* _Your task_: Report every line of the rows below that contains the word "English", copying each such line in full. Matches must have the same capitalization.
---
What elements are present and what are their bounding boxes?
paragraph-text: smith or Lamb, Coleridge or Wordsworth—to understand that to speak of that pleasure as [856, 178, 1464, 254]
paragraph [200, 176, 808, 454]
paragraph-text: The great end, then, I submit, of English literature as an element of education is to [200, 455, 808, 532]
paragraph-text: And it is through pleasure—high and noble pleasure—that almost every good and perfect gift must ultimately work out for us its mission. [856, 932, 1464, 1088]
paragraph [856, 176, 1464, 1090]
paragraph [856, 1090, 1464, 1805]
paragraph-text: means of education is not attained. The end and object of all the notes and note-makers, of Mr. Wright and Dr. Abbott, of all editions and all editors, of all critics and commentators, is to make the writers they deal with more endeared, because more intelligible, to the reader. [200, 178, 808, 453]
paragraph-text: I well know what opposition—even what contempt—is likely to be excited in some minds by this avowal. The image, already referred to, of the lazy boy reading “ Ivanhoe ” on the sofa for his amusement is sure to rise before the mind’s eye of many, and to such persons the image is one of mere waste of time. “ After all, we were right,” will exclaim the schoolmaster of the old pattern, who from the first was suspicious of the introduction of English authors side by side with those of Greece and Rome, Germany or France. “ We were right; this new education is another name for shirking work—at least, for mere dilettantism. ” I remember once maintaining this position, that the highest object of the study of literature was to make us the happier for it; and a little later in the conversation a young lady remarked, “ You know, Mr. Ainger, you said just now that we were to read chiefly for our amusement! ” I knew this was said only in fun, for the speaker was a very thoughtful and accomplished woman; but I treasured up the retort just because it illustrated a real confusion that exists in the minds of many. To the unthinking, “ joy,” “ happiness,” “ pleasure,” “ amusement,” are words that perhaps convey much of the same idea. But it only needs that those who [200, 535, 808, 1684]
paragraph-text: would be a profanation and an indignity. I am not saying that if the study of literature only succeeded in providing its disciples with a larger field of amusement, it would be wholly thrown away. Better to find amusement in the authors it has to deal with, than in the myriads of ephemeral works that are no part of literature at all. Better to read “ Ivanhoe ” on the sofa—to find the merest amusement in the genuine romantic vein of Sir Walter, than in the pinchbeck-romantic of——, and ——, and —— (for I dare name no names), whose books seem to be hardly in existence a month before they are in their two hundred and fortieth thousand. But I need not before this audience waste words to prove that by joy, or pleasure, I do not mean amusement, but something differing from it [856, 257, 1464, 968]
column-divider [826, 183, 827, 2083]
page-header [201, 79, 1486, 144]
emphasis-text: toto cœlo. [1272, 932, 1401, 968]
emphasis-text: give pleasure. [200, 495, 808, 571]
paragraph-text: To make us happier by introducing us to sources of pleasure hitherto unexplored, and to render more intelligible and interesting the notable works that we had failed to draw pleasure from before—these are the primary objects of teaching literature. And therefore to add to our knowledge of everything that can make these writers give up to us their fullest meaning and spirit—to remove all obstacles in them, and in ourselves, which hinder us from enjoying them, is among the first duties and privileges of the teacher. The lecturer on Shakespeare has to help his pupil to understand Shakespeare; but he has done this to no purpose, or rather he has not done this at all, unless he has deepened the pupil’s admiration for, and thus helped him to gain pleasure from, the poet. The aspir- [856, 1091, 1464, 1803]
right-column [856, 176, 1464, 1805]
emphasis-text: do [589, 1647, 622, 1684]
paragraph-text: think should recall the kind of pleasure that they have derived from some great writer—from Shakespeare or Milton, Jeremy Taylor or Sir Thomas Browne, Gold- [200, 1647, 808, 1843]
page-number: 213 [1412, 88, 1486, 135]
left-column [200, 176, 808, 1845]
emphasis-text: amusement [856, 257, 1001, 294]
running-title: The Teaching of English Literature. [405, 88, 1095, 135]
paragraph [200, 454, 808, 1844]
---
* _Solution for this exercise_:
paragraph-text: The great end, then, I submit, of English literature as an element of education is to [200, 455, 808, 532]
paragraph-text: I well know what opposition—even what contempt—is likely to be excited in some minds by this avowal. The image, already referred to, of the lazy boy reading “ Ivanhoe ” on the sofa for his amusement is sure to rise before the mind’s eye of many, and to such persons the image is one of mere waste of time. “ After all, we were right,” will exclaim the schoolmaster of the old pattern, who from the first was suspicious of the introduction of English authors side by side with those of Greece and Rome, Germany or France. “ We were right; this new education is another name for shirking work—at least, for mere dilettantism. ” I remember once maintaining this position, that the highest object of the study of literature was to make us the happier for it; and a little later in the conversation a young lady remarked, “ You know, Mr. Ainger, you said just now that we were to read chiefly for our amusement! ” I knew this was said only in fun, for the speaker was a very thoughtful and accomplished woman; but I treasured up the retort just because it illustrated a real confusion that exists in the minds of many. To the unthinking, “ joy,” “ happiness,” “ pleasure,” “ amusement,” are words that perhaps convey much of the same idea. But it only needs that those who [200, 535, 808, 1684]
running-title: The Teaching of English Literature. [405, 88, 1095, 135]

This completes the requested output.